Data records
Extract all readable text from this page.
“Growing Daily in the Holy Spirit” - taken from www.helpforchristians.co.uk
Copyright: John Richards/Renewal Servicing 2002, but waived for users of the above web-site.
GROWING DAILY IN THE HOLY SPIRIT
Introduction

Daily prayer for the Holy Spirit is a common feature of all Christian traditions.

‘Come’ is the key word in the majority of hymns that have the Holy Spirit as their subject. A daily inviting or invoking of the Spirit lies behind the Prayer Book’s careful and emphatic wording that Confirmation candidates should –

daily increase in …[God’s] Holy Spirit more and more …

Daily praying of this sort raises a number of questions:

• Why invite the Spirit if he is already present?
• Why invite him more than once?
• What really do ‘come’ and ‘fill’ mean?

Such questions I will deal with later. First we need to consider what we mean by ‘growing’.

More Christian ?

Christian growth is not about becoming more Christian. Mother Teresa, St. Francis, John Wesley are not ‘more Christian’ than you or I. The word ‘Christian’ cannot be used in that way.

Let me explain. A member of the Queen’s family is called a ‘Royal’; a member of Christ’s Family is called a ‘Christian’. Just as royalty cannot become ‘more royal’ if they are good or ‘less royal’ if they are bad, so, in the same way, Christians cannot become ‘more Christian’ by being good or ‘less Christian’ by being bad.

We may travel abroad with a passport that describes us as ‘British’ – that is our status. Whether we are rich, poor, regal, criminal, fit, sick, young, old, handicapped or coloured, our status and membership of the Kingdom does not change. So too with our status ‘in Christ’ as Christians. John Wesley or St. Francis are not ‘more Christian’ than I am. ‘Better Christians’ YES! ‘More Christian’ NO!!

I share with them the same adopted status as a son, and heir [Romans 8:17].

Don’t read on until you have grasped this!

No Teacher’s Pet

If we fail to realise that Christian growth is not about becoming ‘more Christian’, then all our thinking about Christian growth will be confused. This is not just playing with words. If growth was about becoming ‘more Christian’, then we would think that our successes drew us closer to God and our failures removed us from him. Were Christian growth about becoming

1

---

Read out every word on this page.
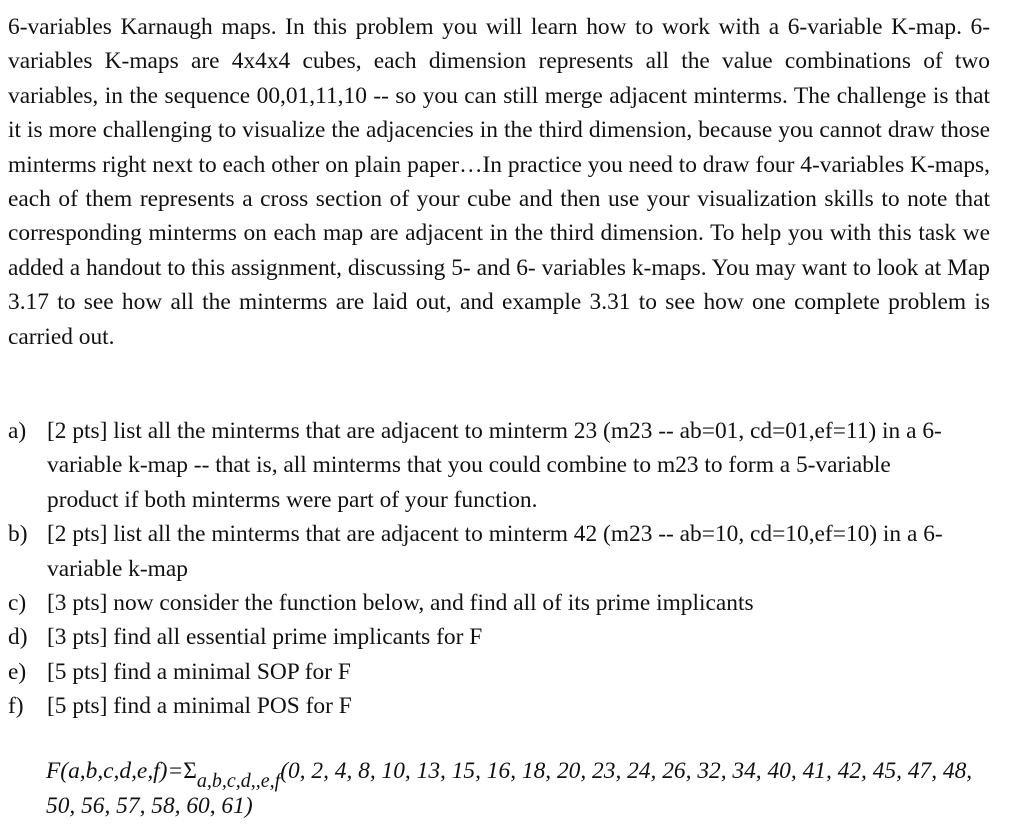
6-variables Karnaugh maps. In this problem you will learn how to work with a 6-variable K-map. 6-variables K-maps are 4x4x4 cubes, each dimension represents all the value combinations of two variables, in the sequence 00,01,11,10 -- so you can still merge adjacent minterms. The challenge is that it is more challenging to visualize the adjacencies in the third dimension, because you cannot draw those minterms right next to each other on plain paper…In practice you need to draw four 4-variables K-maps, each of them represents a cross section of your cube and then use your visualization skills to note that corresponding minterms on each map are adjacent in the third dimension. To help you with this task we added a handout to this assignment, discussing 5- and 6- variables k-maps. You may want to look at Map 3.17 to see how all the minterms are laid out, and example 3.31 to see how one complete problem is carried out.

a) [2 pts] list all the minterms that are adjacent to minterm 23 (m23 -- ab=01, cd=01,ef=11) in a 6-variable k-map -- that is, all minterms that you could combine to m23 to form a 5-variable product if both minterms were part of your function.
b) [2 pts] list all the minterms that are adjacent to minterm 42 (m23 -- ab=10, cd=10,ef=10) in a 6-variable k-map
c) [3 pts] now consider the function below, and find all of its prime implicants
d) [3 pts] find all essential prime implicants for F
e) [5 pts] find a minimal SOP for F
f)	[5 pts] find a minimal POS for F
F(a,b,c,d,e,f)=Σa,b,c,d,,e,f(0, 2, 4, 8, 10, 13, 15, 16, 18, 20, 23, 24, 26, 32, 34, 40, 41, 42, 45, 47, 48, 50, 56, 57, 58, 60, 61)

**Objective**
Identify and extract each line of the listing that contains "prime".

**Task solution**
c) [3 pts] now consider the function below, and find all of its prime implicants
d) [3 pts] find all essential prime implicants for F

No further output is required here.